#### Problem to solve
Return each line of the records below that contains the string "webserv". Treat uppercase and lowercase as different.

-- Begin --

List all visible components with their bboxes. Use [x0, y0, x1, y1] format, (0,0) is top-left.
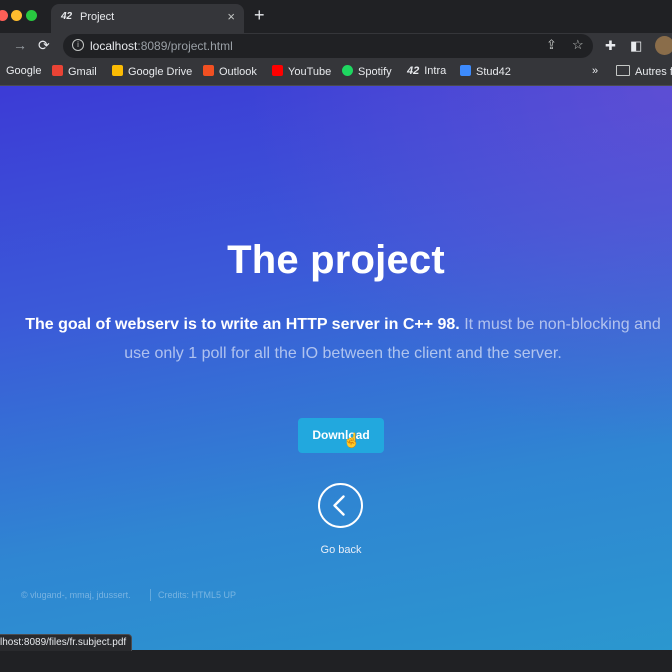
go-back-button[interactable] — [318, 483, 363, 528]
minimize-window-button[interactable] — [11, 10, 22, 21]
google-drive-icon — [112, 65, 123, 76]
bookmarks-overflow-button[interactable]: » — [592, 65, 598, 77]
spotify-icon — [342, 65, 353, 76]
footer-authors: © vlugand-, mmaj, jdussert. — [21, 590, 131, 600]
bookmark-star-icon[interactable]: ☆ — [572, 37, 584, 53]
download-button[interactable]: Download — [298, 418, 384, 453]
page-content: The project The goal of webserv is to wr… — [0, 86, 672, 650]
side-panel-icon[interactable]: ◧ — [630, 38, 642, 54]
hand-cursor-icon: ☝ — [343, 432, 361, 448]
link-status-bar: lhost:8089/files/fr.subject.pdf — [0, 634, 133, 652]
description-bold: The goal of webserv is to write an HTTP … — [25, 316, 460, 333]
folder-icon — [616, 65, 630, 76]
new-tab-button[interactable]: + — [254, 5, 265, 26]
footer-divider — [150, 589, 151, 601]
stud42-icon — [460, 65, 471, 76]
tab-project[interactable]: 42 Project × — [51, 4, 244, 33]
gmail-icon — [52, 65, 63, 76]
bookmark-google-drive[interactable]: Google Drive — [112, 65, 192, 78]
project-description: The goal of webserv is to write an HTTP … — [20, 310, 666, 368]
bookmark-spotify[interactable]: Spotify — [342, 65, 392, 78]
other-bookmarks-folder[interactable]: Autres fa — [616, 65, 672, 78]
url-text[interactable]: localhost:8089/project.html — [90, 39, 233, 53]
bookmarks-bar: Google Gmail Google Drive Outlook YouTub… — [0, 60, 672, 86]
bookmark-outlook[interactable]: Outlook — [203, 65, 257, 78]
page-title: The project — [227, 238, 445, 282]
outlook-icon — [203, 65, 214, 76]
footer-credits: Credits: HTML5 UP — [158, 590, 237, 600]
profile-avatar[interactable] — [655, 36, 672, 55]
bookmark-google[interactable]: Google — [6, 65, 41, 77]
browser-toolbar: → ⟳ i localhost:8089/project.html ⇪ ☆ ✚ … — [0, 33, 672, 60]
bookmark-intra[interactable]: 42 Intra — [407, 65, 446, 77]
share-icon[interactable]: ⇪ — [546, 37, 557, 53]
bookmark-youtube[interactable]: YouTube — [272, 65, 331, 78]
go-back-label[interactable]: Go back — [0, 544, 672, 556]
tab-favicon-icon: 42 — [61, 11, 73, 22]
chevron-left-icon — [333, 495, 345, 516]
tab-title: Project — [80, 11, 115, 23]
bookmark-stud42[interactable]: Stud42 — [460, 65, 511, 78]
address-bar[interactable]: i localhost:8089/project.html ⇪ ☆ — [63, 34, 593, 58]
close-window-button[interactable] — [0, 10, 8, 21]
maximize-window-button[interactable] — [26, 10, 37, 21]
intra-icon: 42 — [407, 65, 420, 77]
bookmark-gmail[interactable]: Gmail — [52, 65, 97, 78]
tab-strip: 42 Project × + — [0, 0, 672, 33]
tab-close-icon[interactable]: × — [227, 9, 235, 24]
window-bottom-edge — [0, 651, 672, 672]
youtube-icon — [272, 65, 283, 76]
reload-icon[interactable]: ⟳ — [38, 37, 50, 54]
extensions-puzzle-icon[interactable]: ✚ — [605, 38, 616, 54]
forward-icon[interactable]: → — [13, 37, 27, 53]
site-info-icon[interactable]: i — [72, 39, 84, 51]
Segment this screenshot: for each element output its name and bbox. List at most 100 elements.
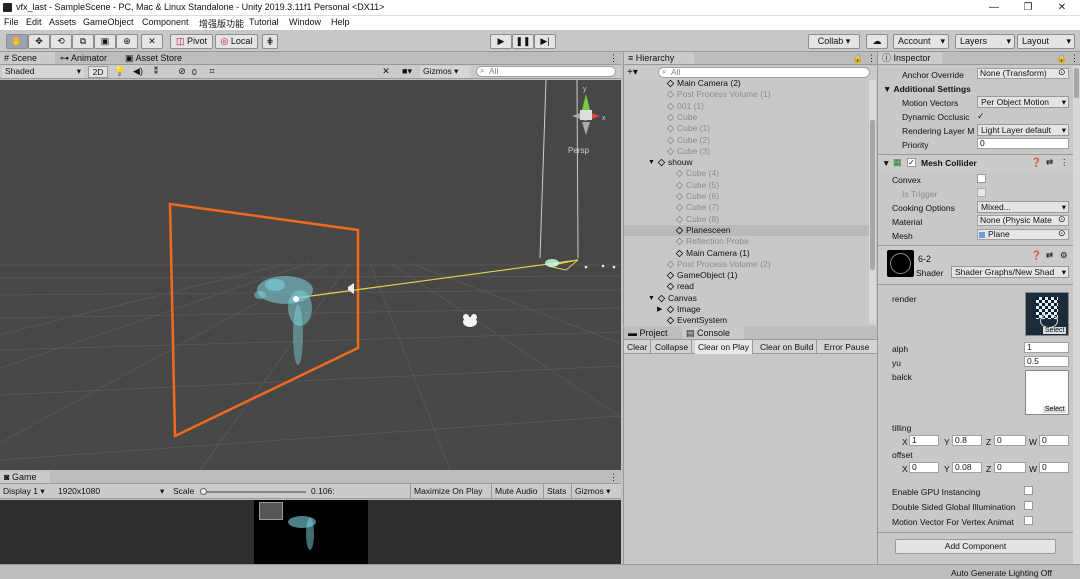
menu-assets[interactable]: Assets <box>49 17 76 27</box>
snap-icon[interactable]: ⋕ <box>262 34 278 49</box>
hierarchy-item[interactable]: Reflection Probe <box>624 236 869 247</box>
anchor-override-field[interactable]: None (Transform) <box>977 68 1069 79</box>
layers-dropdown[interactable]: Layers ▾ <box>955 34 1015 49</box>
clear-button[interactable]: Clear <box>624 340 652 354</box>
shader-dropdown[interactable]: Shader Graphs/New Shad ▾ <box>951 266 1069 278</box>
menu-gameobject[interactable]: GameObject <box>83 17 134 27</box>
tab-game[interactable]: ◙ Game <box>0 471 50 483</box>
tilling-y-field[interactable]: 0.8 <box>952 435 982 446</box>
lighting-icon[interactable]: 💡 <box>114 65 126 77</box>
motion-vectors-dropdown[interactable]: Per Object Motion ▾ <box>977 96 1069 108</box>
stats-button[interactable]: Stats <box>543 484 569 499</box>
balck-texture-slot[interactable]: Select <box>1025 370 1069 415</box>
additional-settings-foldout[interactable]: ▼ Additional Settings <box>883 84 971 94</box>
panel-menu-icon[interactable]: ⋮ <box>609 52 618 64</box>
hierarchy-search-input[interactable]: All <box>658 67 870 78</box>
hierarchy-item[interactable]: ▼ Canvas <box>624 293 869 304</box>
account-dropdown[interactable]: Account ▾ <box>893 34 949 49</box>
local-toggle[interactable]: ◎ Local <box>215 34 258 49</box>
hierarchy-item[interactable]: Cube (2) <box>624 135 869 146</box>
camera-gizmo-icon[interactable] <box>463 314 477 327</box>
preset-icon[interactable]: ⇄ <box>1046 250 1053 261</box>
double-sided-gi-checkbox[interactable] <box>1024 501 1033 510</box>
tab-animator[interactable]: ⊶ Animator <box>60 52 107 64</box>
effects-icon[interactable]: ⁑ <box>150 65 162 77</box>
custom-tool-icon[interactable]: ✕ <box>141 34 163 49</box>
inspector-scrollbar[interactable] <box>1073 66 1080 564</box>
mute-audio-button[interactable]: Mute Audio <box>491 484 541 499</box>
gpu-instancing-checkbox[interactable] <box>1024 486 1033 495</box>
tab-scene[interactable]: # Scene <box>0 52 55 64</box>
motion-vector-checkbox[interactable] <box>1024 516 1033 525</box>
object-picker-icon[interactable]: ⊙ <box>1058 228 1066 239</box>
tab-console[interactable]: ▤ Console <box>682 327 744 339</box>
cloud-icon[interactable]: ☁ <box>866 34 888 49</box>
foldout-arrow-icon[interactable]: ▼ <box>882 158 890 168</box>
game-viewport[interactable] <box>0 500 621 564</box>
hierarchy-item[interactable]: ▼ shouw <box>624 157 869 168</box>
hierarchy-item[interactable]: Post Process Volume (1) <box>624 89 869 100</box>
rendering-layer-dropdown[interactable]: Light Layer default ▾ <box>977 124 1069 136</box>
scrollbar-thumb[interactable] <box>1074 68 1079 98</box>
component-menu-icon[interactable]: ⋮ <box>1060 157 1069 168</box>
mesh-collider-enabled-checkbox[interactable]: ✓ <box>907 158 916 167</box>
menu-tutorial[interactable]: Tutorial <box>249 17 279 27</box>
is-trigger-checkbox[interactable] <box>977 188 986 197</box>
rect-tool-icon[interactable]: ▣ <box>94 34 116 49</box>
hierarchy-item[interactable]: Cube (6) <box>624 191 869 202</box>
move-tool-icon[interactable]: ✥ <box>28 34 50 49</box>
offset-w-field[interactable]: 0 <box>1039 462 1069 473</box>
game-gizmos-dropdown[interactable]: Gizmos ▾ <box>571 484 613 499</box>
clear-on-build-button[interactable]: Clear on Build <box>757 340 818 354</box>
hierarchy-item[interactable]: Cube (8) <box>624 214 869 225</box>
panel-menu-icon[interactable]: ⋮ <box>609 471 618 483</box>
panel-menu-icon[interactable]: ⋮ <box>1070 52 1079 64</box>
pivot-toggle[interactable]: ◫ Pivot <box>170 34 213 49</box>
tilling-w-field[interactable]: 0 <box>1039 435 1069 446</box>
audio-icon[interactable]: ◀) <box>132 65 144 77</box>
offset-x-field[interactable]: 0 <box>909 462 939 473</box>
foldout-expanded-icon[interactable]: ▼ <box>648 157 655 168</box>
object-picker-icon[interactable]: ⊙ <box>1058 67 1066 78</box>
offset-y-field[interactable]: 0.08 <box>952 462 982 473</box>
cooking-options-dropdown[interactable]: Mixed... ▾ <box>977 201 1069 213</box>
hierarchy-item[interactable]: Cube (4) <box>624 168 869 179</box>
object-picker-icon[interactable]: ⊙ <box>1058 214 1066 225</box>
tools-icon[interactable]: ✕ <box>380 65 392 77</box>
alph-field[interactable]: 1 <box>1024 342 1069 353</box>
priority-field[interactable]: 0 <box>977 138 1069 149</box>
menu-help[interactable]: Help <box>331 17 350 27</box>
maximize-button[interactable]: ❐ <box>1018 1 1038 15</box>
lock-icon[interactable]: 🔒 <box>1056 52 1067 64</box>
render-texture-slot[interactable]: Select <box>1025 292 1069 336</box>
hierarchy-item[interactable]: Cube (3) <box>624 146 869 157</box>
collapse-button[interactable]: Collapse <box>652 340 693 354</box>
scene-search-input[interactable]: All <box>476 66 616 77</box>
error-pause-button[interactable]: Error Pause <box>821 340 872 354</box>
camera-icon[interactable]: ■▾ <box>398 65 416 77</box>
hierarchy-item[interactable]: ▶ Image <box>624 304 869 315</box>
layout-dropdown[interactable]: Layout ▾ <box>1017 34 1075 49</box>
persp-label[interactable]: Persp <box>568 146 589 155</box>
tilling-x-field[interactable]: 1 <box>909 435 939 446</box>
close-button[interactable]: ✕ <box>1052 1 1072 15</box>
hierarchy-item[interactable]: read <box>624 281 869 292</box>
hierarchy-item[interactable]: Cube (5) <box>624 180 869 191</box>
select-texture-button[interactable]: Select <box>1043 327 1067 334</box>
panel-menu-icon[interactable]: ⋮ <box>867 52 876 64</box>
play-button-icon[interactable]: ▶ <box>490 34 512 49</box>
shading-mode-dropdown[interactable]: Shaded ▾ <box>2 66 84 78</box>
help-icon[interactable]: ❓ <box>1031 250 1042 261</box>
hierarchy-item[interactable]: Main Camera (2) <box>624 78 869 89</box>
hierarchy-item[interactable]: Planesceen <box>624 224 869 237</box>
transform-tool-icon[interactable]: ⊕ <box>116 34 138 49</box>
resolution-dropdown[interactable]: 1920x1080 ▾ <box>58 486 168 496</box>
minimize-button[interactable]: — <box>984 1 1004 15</box>
scale-slider[interactable] <box>202 491 306 493</box>
rotate-tool-icon[interactable]: ⟲ <box>50 34 72 49</box>
menu-file[interactable]: File <box>4 17 19 27</box>
menu-enhanced[interactable]: 增强版功能 <box>199 17 244 30</box>
tab-project[interactable]: ▬ Project <box>624 327 668 339</box>
gizmos-dropdown[interactable]: Gizmos ▾ <box>420 66 470 78</box>
hierarchy-item[interactable]: Cube <box>624 112 869 123</box>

-- End --

#### Expected answer
page-content: The project The goal of webserv is to wr… — [0, 86, 672, 650]
description-bold: The goal of webserv is to write an HTTP … — [25, 316, 460, 333]
project-description: The goal of webserv is to write an HTTP … — [20, 310, 666, 368]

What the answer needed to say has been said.